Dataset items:
--- START ---
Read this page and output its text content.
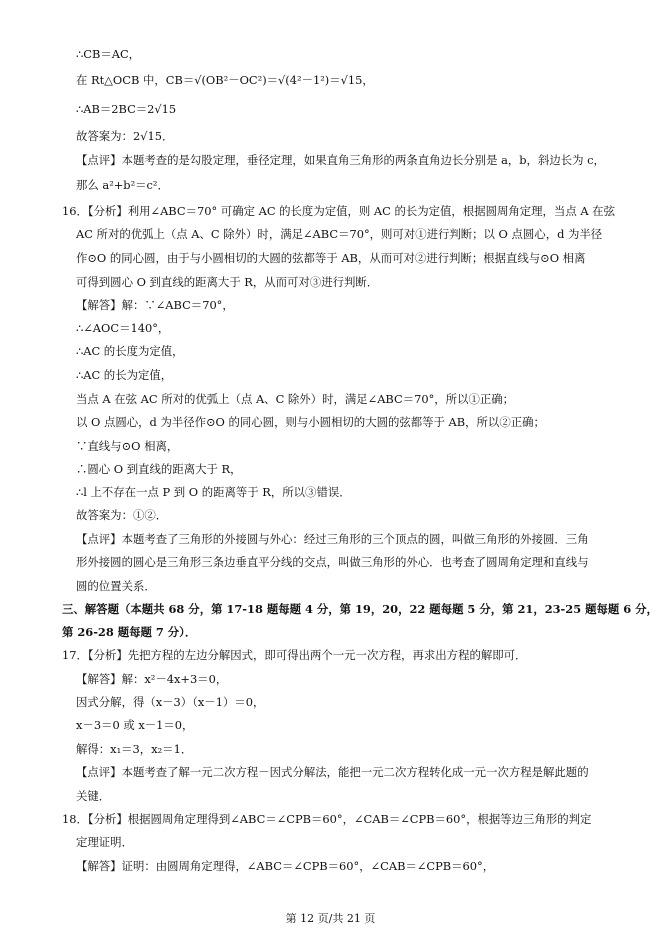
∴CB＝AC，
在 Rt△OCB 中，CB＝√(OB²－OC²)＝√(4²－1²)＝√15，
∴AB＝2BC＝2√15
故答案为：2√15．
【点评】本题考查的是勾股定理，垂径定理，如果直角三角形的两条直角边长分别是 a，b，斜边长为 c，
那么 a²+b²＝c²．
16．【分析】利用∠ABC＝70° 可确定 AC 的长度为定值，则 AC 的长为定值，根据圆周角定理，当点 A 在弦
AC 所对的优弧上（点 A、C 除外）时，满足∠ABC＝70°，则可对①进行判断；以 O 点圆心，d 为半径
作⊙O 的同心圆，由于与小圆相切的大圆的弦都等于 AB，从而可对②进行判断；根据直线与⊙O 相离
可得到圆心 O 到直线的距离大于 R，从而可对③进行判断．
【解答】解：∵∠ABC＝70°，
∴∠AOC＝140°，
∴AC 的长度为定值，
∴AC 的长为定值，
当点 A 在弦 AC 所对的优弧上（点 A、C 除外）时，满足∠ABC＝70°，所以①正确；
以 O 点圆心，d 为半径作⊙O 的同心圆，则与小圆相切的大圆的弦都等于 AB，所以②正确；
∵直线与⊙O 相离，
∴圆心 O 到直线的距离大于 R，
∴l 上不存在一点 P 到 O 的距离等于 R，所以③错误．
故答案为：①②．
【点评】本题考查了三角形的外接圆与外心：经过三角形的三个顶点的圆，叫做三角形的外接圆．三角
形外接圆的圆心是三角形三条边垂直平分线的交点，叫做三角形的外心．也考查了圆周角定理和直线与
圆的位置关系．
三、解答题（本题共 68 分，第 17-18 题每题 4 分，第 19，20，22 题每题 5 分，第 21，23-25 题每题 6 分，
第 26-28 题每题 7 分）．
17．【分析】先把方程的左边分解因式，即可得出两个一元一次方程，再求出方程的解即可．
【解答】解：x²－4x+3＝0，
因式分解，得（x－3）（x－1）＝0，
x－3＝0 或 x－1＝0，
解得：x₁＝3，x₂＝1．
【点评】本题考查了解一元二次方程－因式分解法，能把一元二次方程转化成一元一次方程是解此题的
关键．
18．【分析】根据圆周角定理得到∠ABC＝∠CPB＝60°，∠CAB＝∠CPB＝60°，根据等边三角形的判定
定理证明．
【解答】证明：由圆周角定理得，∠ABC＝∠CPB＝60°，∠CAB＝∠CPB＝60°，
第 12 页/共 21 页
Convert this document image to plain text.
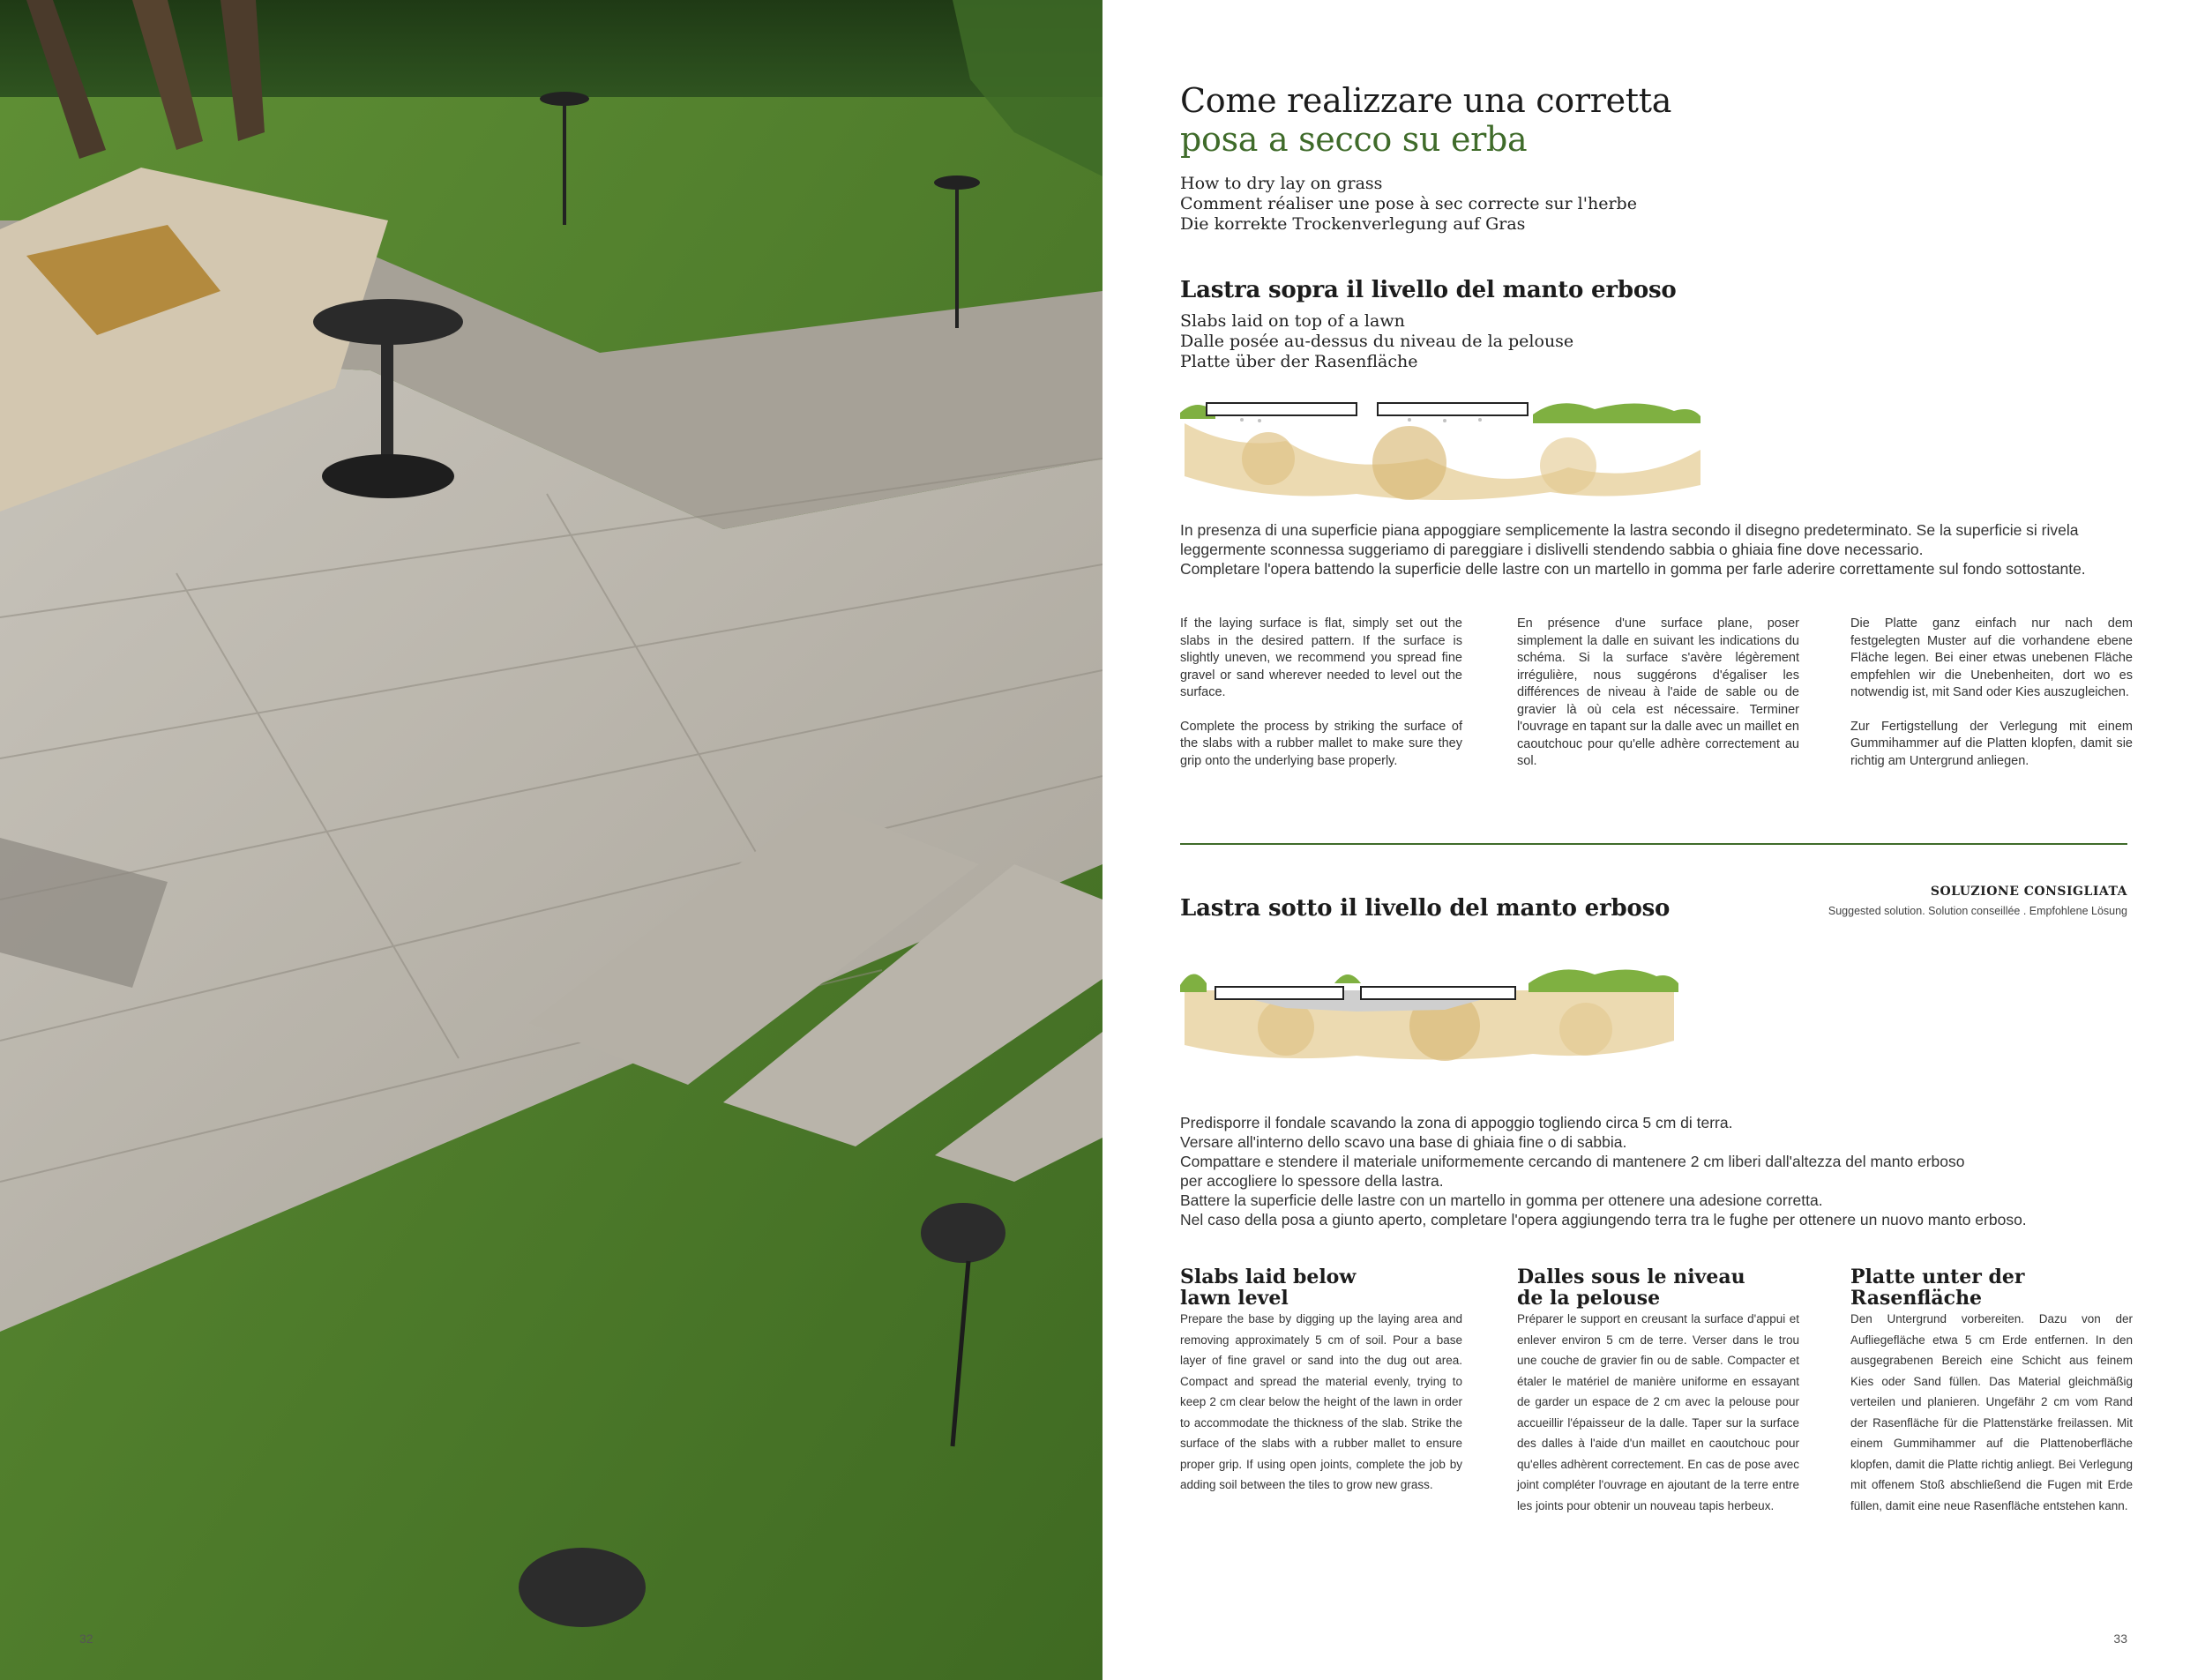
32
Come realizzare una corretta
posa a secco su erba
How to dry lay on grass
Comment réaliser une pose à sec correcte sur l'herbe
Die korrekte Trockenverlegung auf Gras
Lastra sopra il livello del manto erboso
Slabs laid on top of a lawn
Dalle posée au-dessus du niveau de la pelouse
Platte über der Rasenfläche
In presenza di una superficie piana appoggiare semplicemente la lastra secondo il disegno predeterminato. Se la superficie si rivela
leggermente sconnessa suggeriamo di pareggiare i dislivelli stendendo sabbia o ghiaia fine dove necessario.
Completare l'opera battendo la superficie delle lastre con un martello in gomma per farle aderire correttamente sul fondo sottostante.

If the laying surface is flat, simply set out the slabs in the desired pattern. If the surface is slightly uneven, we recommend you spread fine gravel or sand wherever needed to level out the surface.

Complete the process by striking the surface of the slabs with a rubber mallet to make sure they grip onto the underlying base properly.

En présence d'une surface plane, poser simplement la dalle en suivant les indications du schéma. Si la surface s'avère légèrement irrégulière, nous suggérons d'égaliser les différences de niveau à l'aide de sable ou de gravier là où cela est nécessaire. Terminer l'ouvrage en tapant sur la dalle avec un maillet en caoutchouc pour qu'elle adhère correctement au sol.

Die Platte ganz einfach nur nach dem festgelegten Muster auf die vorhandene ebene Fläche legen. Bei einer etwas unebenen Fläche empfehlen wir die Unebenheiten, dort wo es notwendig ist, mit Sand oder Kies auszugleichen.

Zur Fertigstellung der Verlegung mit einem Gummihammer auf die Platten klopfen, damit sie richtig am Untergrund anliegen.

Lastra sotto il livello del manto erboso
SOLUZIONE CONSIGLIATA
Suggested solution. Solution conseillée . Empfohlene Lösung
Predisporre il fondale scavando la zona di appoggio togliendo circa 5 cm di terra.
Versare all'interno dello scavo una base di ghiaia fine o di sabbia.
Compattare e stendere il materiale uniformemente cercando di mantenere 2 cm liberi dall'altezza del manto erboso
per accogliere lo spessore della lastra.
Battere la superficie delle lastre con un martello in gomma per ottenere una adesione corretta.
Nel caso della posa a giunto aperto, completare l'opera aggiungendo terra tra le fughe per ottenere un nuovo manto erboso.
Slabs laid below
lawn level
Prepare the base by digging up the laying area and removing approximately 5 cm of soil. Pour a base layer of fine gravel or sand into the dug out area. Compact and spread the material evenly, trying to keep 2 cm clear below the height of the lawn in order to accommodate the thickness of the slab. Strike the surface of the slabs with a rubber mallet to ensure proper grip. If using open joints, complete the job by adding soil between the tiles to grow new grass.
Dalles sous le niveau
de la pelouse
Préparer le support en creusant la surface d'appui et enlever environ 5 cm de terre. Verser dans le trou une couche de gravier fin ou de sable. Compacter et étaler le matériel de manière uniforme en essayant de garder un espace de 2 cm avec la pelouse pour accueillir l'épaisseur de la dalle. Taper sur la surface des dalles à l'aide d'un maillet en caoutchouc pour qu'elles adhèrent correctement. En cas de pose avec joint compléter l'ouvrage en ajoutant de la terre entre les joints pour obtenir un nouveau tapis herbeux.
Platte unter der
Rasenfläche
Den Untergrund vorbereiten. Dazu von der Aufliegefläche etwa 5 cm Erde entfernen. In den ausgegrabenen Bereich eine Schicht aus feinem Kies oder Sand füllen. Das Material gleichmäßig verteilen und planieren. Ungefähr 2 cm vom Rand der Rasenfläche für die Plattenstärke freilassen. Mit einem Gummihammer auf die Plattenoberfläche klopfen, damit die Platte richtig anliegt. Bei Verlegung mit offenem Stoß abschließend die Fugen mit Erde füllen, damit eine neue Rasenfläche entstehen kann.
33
--- END ---
▸ **WRITTEN EXERCISE**:
Omit pictures; set down the rest of the material word for word.

▸ **EXPECTED ANSWER**:
Read this page and output its text content.
∴CB＝AC，
在 Rt△OCB 中，CB＝√(OB²－OC²)＝√(4²－1²)＝√15，
∴AB＝2BC＝2√15
故答案为：2√15．
【点评】本题考查的是勾股定理，垂径定理，如果直角三角形的两条直角边长分别是 a，b，斜边长为 c，
那么 a²+b²＝c²．
16．【分析】利用∠ABC＝70° 可确定 AC 的长度为定值，则 AC 的长为定值，根据圆周角定理，当点 A 在弦
AC 所对的优弧上（点 A、C 除外）时，满足∠ABC＝70°，则可对①进行判断；以 O 点圆心，d 为半径
作⊙O 的同心圆，由于与小圆相切的大圆的弦都等于 AB，从而可对②进行判断；根据直线与⊙O 相离
可得到圆心 O 到直线的距离大于 R，从而可对③进行判断．
【解答】解：∵∠ABC＝70°，
∴∠AOC＝140°，
∴AC 的长度为定值，
∴AC 的长为定值，
当点 A 在弦 AC 所对的优弧上（点 A、C 除外）时，满足∠ABC＝70°，所以①正确；
以 O 点圆心，d 为半径作⊙O 的同心圆，则与小圆相切的大圆的弦都等于 AB，所以②正确；
∵直线与⊙O 相离，
∴圆心 O 到直线的距离大于 R，
∴l 上不存在一点 P 到 O 的距离等于 R，所以③错误．
故答案为：①②．
【点评】本题考查了三角形的外接圆与外心：经过三角形的三个顶点的圆，叫做三角形的外接圆．三角
形外接圆的圆心是三角形三条边垂直平分线的交点，叫做三角形的外心．也考查了圆周角定理和直线与
圆的位置关系．
三、解答题（本题共 68 分，第 17-18 题每题 4 分，第 19，20，22 题每题 5 分，第 21，23-25 题每题 6 分，
第 26-28 题每题 7 分）．
17．【分析】先把方程的左边分解因式，即可得出两个一元一次方程，再求出方程的解即可．
【解答】解：x²－4x+3＝0，
因式分解，得（x－3）（x－1）＝0，
x－3＝0 或 x－1＝0，
解得：x₁＝3，x₂＝1．
【点评】本题考查了解一元二次方程－因式分解法，能把一元二次方程转化成一元一次方程是解此题的
关键．
18．【分析】根据圆周角定理得到∠ABC＝∠CPB＝60°，∠CAB＝∠CPB＝60°，根据等边三角形的判定
定理证明．
【解答】证明：由圆周角定理得，∠ABC＝∠CPB＝60°，∠CAB＝∠CPB＝60°，
第 12 页/共 21 页
Convert this document image to plain text.
32
Come realizzare una corretta
posa a secco su erba
How to dry lay on grass
Comment réaliser une pose à sec correcte sur l'herbe
Die korrekte Trockenverlegung auf Gras
Lastra sopra il livello del manto erboso
Slabs laid on top of a lawn
Dalle posée au-dessus du niveau de la pelouse
Platte über der Rasenfläche
In presenza di una superficie piana appoggiare semplicemente la lastra secondo il disegno predeterminato. Se la superficie si rivela
leggermente sconnessa suggeriamo di pareggiare i dislivelli stendendo sabbia o ghiaia fine dove necessario.
Completare l'opera battendo la superficie delle lastre con un martello in gomma per farle aderire correttamente sul fondo sottostante.

If the laying surface is flat, simply set out the slabs in the desired pattern. If the surface is slightly uneven, we recommend you spread fine gravel or sand wherever needed to level out the surface.

Complete the process by striking the surface of the slabs with a rubber mallet to make sure they grip onto the underlying base properly.

En présence d'une surface plane, poser simplement la dalle en suivant les indications du schéma. Si la surface s'avère légèrement irrégulière, nous suggérons d'égaliser les différences de niveau à l'aide de sable ou de gravier là où cela est nécessaire. Terminer l'ouvrage en tapant sur la dalle avec un maillet en caoutchouc pour qu'elle adhère correctement au sol.

Die Platte ganz einfach nur nach dem festgelegten Muster auf die vorhandene ebene Fläche legen. Bei einer etwas unebenen Fläche empfehlen wir die Unebenheiten, dort wo es notwendig ist, mit Sand oder Kies auszugleichen.

Zur Fertigstellung der Verlegung mit einem Gummihammer auf die Platten klopfen, damit sie richtig am Untergrund anliegen.

Lastra sotto il livello del manto erboso
SOLUZIONE CONSIGLIATA
Suggested solution. Solution conseillée . Empfohlene Lösung
Predisporre il fondale scavando la zona di appoggio togliendo circa 5 cm di terra.
Versare all'interno dello scavo una base di ghiaia fine o di sabbia.
Compattare e stendere il materiale uniformemente cercando di mantenere 2 cm liberi dall'altezza del manto erboso
per accogliere lo spessore della lastra.
Battere la superficie delle lastre con un martello in gomma per ottenere una adesione corretta.
Nel caso della posa a giunto aperto, completare l'opera aggiungendo terra tra le fughe per ottenere un nuovo manto erboso.
Slabs laid below
lawn level
Prepare the base by digging up the laying area and removing approximately 5 cm of soil. Pour a base layer of fine gravel or sand into the dug out area. Compact and spread the material evenly, trying to keep 2 cm clear below the height of the lawn in order to accommodate the thickness of the slab. Strike the surface of the slabs with a rubber mallet to ensure proper grip. If using open joints, complete the job by adding soil between the tiles to grow new grass.
Dalles sous le niveau
de la pelouse
Préparer le support en creusant la surface d'appui et enlever environ 5 cm de terre. Verser dans le trou une couche de gravier fin ou de sable. Compacter et étaler le matériel de manière uniforme en essayant de garder un espace de 2 cm avec la pelouse pour accueillir l'épaisseur de la dalle. Taper sur la surface des dalles à l'aide d'un maillet en caoutchouc pour qu'elles adhèrent correctement. En cas de pose avec joint compléter l'ouvrage en ajoutant de la terre entre les joints pour obtenir un nouveau tapis herbeux.
Platte unter der
Rasenfläche
Den Untergrund vorbereiten. Dazu von der Aufliegefläche etwa 5 cm Erde entfernen. In den ausgegrabenen Bereich eine Schicht aus feinem Kies oder Sand füllen. Das Material gleichmäßig verteilen und planieren. Ungefähr 2 cm vom Rand der Rasenfläche für die Plattenstärke freilassen. Mit einem Gummihammer auf die Plattenoberfläche klopfen, damit die Platte richtig anliegt. Bei Verlegung mit offenem Stoß abschließend die Fugen mit Erde füllen, damit eine neue Rasenfläche entstehen kann.
33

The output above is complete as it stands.